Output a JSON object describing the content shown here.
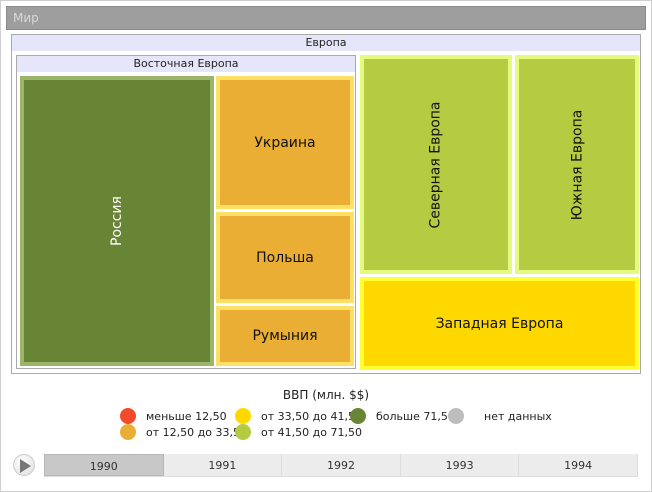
{
  "root": {
    "title": "Мир"
  },
  "europe": {
    "title": "Европа"
  },
  "eastern": {
    "title": "Восточная Европа"
  },
  "tiles": {
    "russia": "Россия",
    "ukraine": "Украина",
    "poland": "Польша",
    "romania": "Румыния",
    "northern": "Северная Европа",
    "southern": "Южная Европа",
    "western": "Западная Европа"
  },
  "legend": {
    "title": "ВВП (млн. $$)",
    "items": [
      {
        "label": "меньше 12,50",
        "color": "#f44a2c"
      },
      {
        "label": "от 12,50 до 33,50",
        "color": "#ebae35"
      },
      {
        "label": "от 33,50 до 41,50",
        "color": "#ffd800"
      },
      {
        "label": "от 41,50 до 71,50",
        "color": "#b5cb42"
      },
      {
        "label": "больше 71,50",
        "color": "#688535"
      },
      {
        "label": "нет данных",
        "color": "#bdbdbd"
      }
    ]
  },
  "timeline": {
    "years": [
      "1990",
      "1991",
      "1992",
      "1993",
      "1994"
    ],
    "selected": "1990"
  }
}
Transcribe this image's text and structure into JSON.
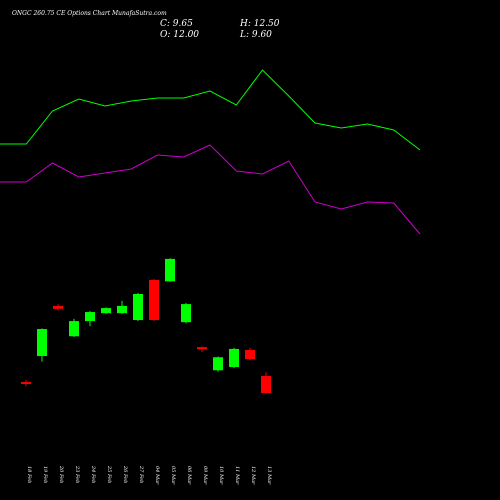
{
  "header": {
    "title": "ONGC 260.75 CE Options  Chart MunafaSutra.com",
    "close": "C: 9.65",
    "high": "H: 12.50",
    "open": "O: 12.00",
    "low": "L: 9.60"
  },
  "chart_data": [
    {
      "type": "line",
      "ylim": [
        0,
        100
      ],
      "series": [
        {
          "color": "#00ff00",
          "values": [
            53,
            53,
            69.5,
            75.5,
            72,
            74.5,
            76,
            76,
            79.5,
            72.5,
            90,
            77,
            63.5,
            61,
            63,
            60,
            50
          ]
        },
        {
          "color": "#cc00cc",
          "values": [
            34,
            34,
            43.5,
            36.5,
            38.5,
            40.5,
            47.5,
            46.5,
            52.5,
            39.5,
            38,
            44.5,
            24,
            20.5,
            24,
            23.5,
            8
          ]
        }
      ]
    },
    {
      "type": "candlestick",
      "categories": [
        "18 Feb",
        "19 Feb",
        "20 Feb",
        "23 Feb",
        "24 Feb",
        "25 Feb",
        "26 Feb",
        "27 Feb",
        "04 Mar",
        "05 Mar",
        "06 Mar",
        "09 Mar",
        "10 Mar",
        "11 Mar",
        "12 Mar",
        "13 Mar"
      ],
      "open": [
        11.17,
        14.77,
        21.7,
        17.5,
        19.6,
        20.7,
        20.7,
        19.75,
        25.3,
        25.1,
        19.45,
        16.0,
        12.8,
        13.25,
        15.6,
        12.0
      ],
      "high": [
        11.45,
        18.6,
        21.9,
        19.9,
        21.0,
        21.5,
        22.4,
        23.5,
        25.4,
        28.3,
        22.1,
        16.1,
        14.7,
        15.9,
        15.9,
        12.5
      ],
      "low": [
        10.6,
        14.0,
        21.1,
        17.4,
        18.9,
        20.6,
        20.6,
        19.6,
        19.6,
        25.0,
        19.3,
        15.3,
        12.6,
        13.1,
        14.2,
        9.6
      ],
      "close": [
        10.9,
        18.5,
        21.3,
        19.6,
        20.85,
        21.4,
        21.7,
        23.35,
        19.75,
        28.2,
        21.95,
        15.7,
        14.6,
        15.75,
        14.35,
        9.65
      ],
      "up_color": "#00ff00",
      "down_color": "#ff0000",
      "ylim": [
        0,
        40
      ]
    }
  ]
}
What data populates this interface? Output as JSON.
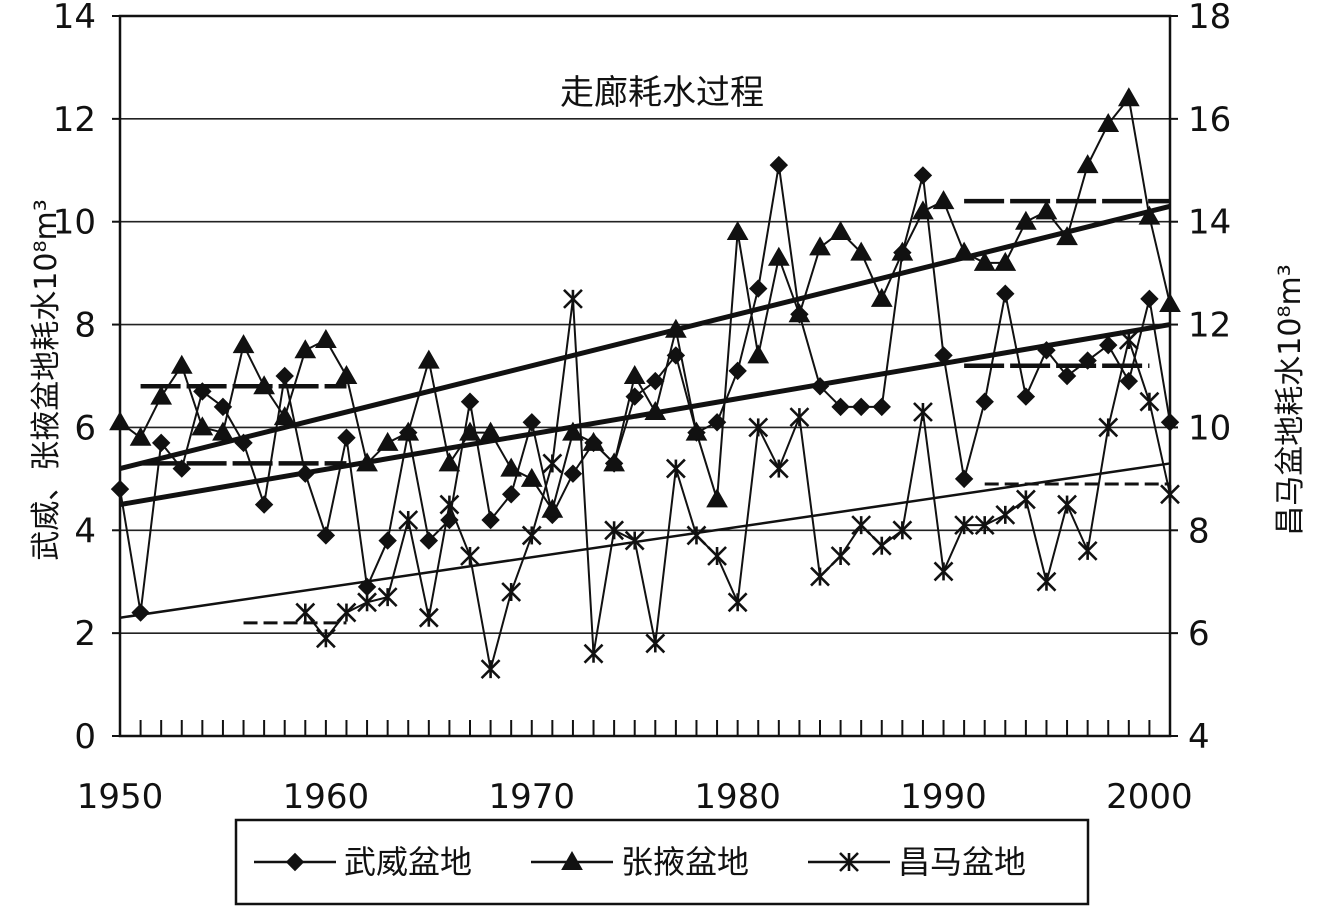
{
  "chart_data": {
    "type": "line",
    "title": "走廊耗水过程",
    "xlabel": "",
    "ylabel_left": "武威、张掖盆地耗水10⁸m³",
    "ylabel_right": "昌马盆地耗水10⁸m³",
    "xlim": [
      1950,
      2001
    ],
    "ylim_left": [
      0,
      14
    ],
    "ylim_right": [
      4,
      18
    ],
    "x_ticks": [
      "1950",
      "1960",
      "1970",
      "1980",
      "1990",
      "2000"
    ],
    "y_ticks_left": [
      "0",
      "2",
      "4",
      "6",
      "8",
      "10",
      "12",
      "14"
    ],
    "y_ticks_right": [
      "4",
      "6",
      "8",
      "10",
      "12",
      "14",
      "16",
      "18"
    ],
    "grid": true,
    "legend_position": "bottom",
    "series": [
      {
        "name": "武威盆地",
        "marker": "diamond",
        "axis": "left",
        "x": [
          1950,
          1951,
          1952,
          1953,
          1954,
          1955,
          1956,
          1957,
          1958,
          1959,
          1960,
          1961,
          1962,
          1963,
          1964,
          1965,
          1966,
          1967,
          1968,
          1969,
          1970,
          1971,
          1972,
          1973,
          1974,
          1975,
          1976,
          1977,
          1978,
          1979,
          1980,
          1981,
          1982,
          1983,
          1984,
          1985,
          1986,
          1987,
          1988,
          1989,
          1990,
          1991,
          1992,
          1993,
          1994,
          1995,
          1996,
          1997,
          1998,
          1999,
          2000,
          2001
        ],
        "values": [
          4.8,
          2.4,
          5.7,
          5.2,
          6.7,
          6.4,
          5.7,
          4.5,
          7.0,
          5.1,
          3.9,
          5.8,
          2.9,
          3.8,
          5.9,
          3.8,
          4.2,
          6.5,
          4.2,
          4.7,
          6.1,
          4.3,
          5.1,
          5.7,
          5.3,
          6.6,
          6.9,
          7.4,
          5.9,
          6.1,
          7.1,
          8.7,
          11.1,
          8.2,
          6.8,
          6.4,
          6.4,
          6.4,
          9.4,
          10.9,
          7.4,
          5.0,
          6.5,
          8.6,
          6.6,
          7.5,
          7.0,
          7.3,
          7.6,
          6.9,
          8.5,
          6.1
        ]
      },
      {
        "name": "张掖盆地",
        "marker": "triangle",
        "axis": "left",
        "x": [
          1950,
          1951,
          1952,
          1953,
          1954,
          1955,
          1956,
          1957,
          1958,
          1959,
          1960,
          1961,
          1962,
          1963,
          1964,
          1965,
          1966,
          1967,
          1968,
          1969,
          1970,
          1971,
          1972,
          1973,
          1974,
          1975,
          1976,
          1977,
          1978,
          1979,
          1980,
          1981,
          1982,
          1983,
          1984,
          1985,
          1986,
          1987,
          1988,
          1989,
          1990,
          1991,
          1992,
          1993,
          1994,
          1995,
          1996,
          1997,
          1998,
          1999,
          2000,
          2001
        ],
        "values": [
          6.1,
          5.8,
          6.6,
          7.2,
          6.0,
          5.9,
          7.6,
          6.8,
          6.2,
          7.5,
          7.7,
          7.0,
          5.3,
          5.7,
          5.9,
          7.3,
          5.3,
          5.9,
          5.9,
          5.2,
          5.0,
          4.4,
          5.9,
          5.7,
          5.3,
          7.0,
          6.3,
          7.9,
          5.9,
          4.6,
          9.8,
          7.4,
          9.3,
          8.2,
          9.5,
          9.8,
          9.4,
          8.5,
          9.4,
          10.2,
          10.4,
          9.4,
          9.2,
          9.2,
          10.0,
          10.2,
          9.7,
          11.1,
          11.9,
          12.4,
          10.1,
          8.4
        ]
      },
      {
        "name": "昌马盆地",
        "marker": "asterisk",
        "axis": "right",
        "x": [
          1959,
          1960,
          1961,
          1962,
          1963,
          1964,
          1965,
          1966,
          1967,
          1968,
          1969,
          1970,
          1971,
          1972,
          1973,
          1974,
          1975,
          1976,
          1977,
          1978,
          1979,
          1980,
          1981,
          1982,
          1983,
          1984,
          1985,
          1986,
          1987,
          1988,
          1989,
          1990,
          1991,
          1992,
          1993,
          1994,
          1995,
          1996,
          1997,
          1998,
          1999,
          2000,
          2001
        ],
        "values": [
          6.4,
          5.9,
          6.4,
          6.6,
          6.7,
          8.2,
          6.3,
          8.5,
          7.5,
          5.3,
          6.8,
          7.9,
          9.3,
          12.5,
          5.6,
          8.0,
          7.8,
          5.8,
          9.2,
          7.9,
          7.5,
          6.6,
          10.0,
          9.2,
          10.2,
          7.1,
          7.5,
          8.1,
          7.7,
          8.0,
          10.3,
          7.2,
          8.1,
          8.1,
          8.3,
          8.6,
          7.0,
          8.5,
          7.6,
          10.0,
          11.7,
          10.5,
          8.7
        ]
      }
    ],
    "trend_lines": [
      {
        "series": "张掖盆地",
        "axis": "left",
        "x": [
          1950,
          2001
        ],
        "values": [
          5.2,
          10.3
        ]
      },
      {
        "series": "武威盆地",
        "axis": "left",
        "x": [
          1950,
          2001
        ],
        "values": [
          4.5,
          8.0
        ]
      },
      {
        "series": "昌马盆地",
        "axis": "right",
        "x": [
          1950,
          2001
        ],
        "values": [
          6.3,
          9.3
        ]
      }
    ],
    "period_means": [
      {
        "series": "张掖盆地",
        "axis": "left",
        "x": [
          1951,
          1961
        ],
        "value": 6.8
      },
      {
        "series": "张掖盆地",
        "axis": "left",
        "x": [
          1991,
          2001
        ],
        "value": 10.4
      },
      {
        "series": "武威盆地",
        "axis": "left",
        "x": [
          1951,
          1961
        ],
        "value": 5.3
      },
      {
        "series": "武威盆地",
        "axis": "left",
        "x": [
          1991,
          2000
        ],
        "value": 7.2
      },
      {
        "series": "昌马盆地",
        "axis": "right",
        "x": [
          1956,
          1961
        ],
        "value": 6.2
      },
      {
        "series": "昌马盆地",
        "axis": "right",
        "x": [
          1992,
          2001
        ],
        "value": 8.9
      }
    ]
  }
}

________________________________________

DIRECTIONS: Look through the records and gather every line containing "type".

EXERCISE RESULT:
      "type": "line",
      "type": "candlestick",
    "type": "line",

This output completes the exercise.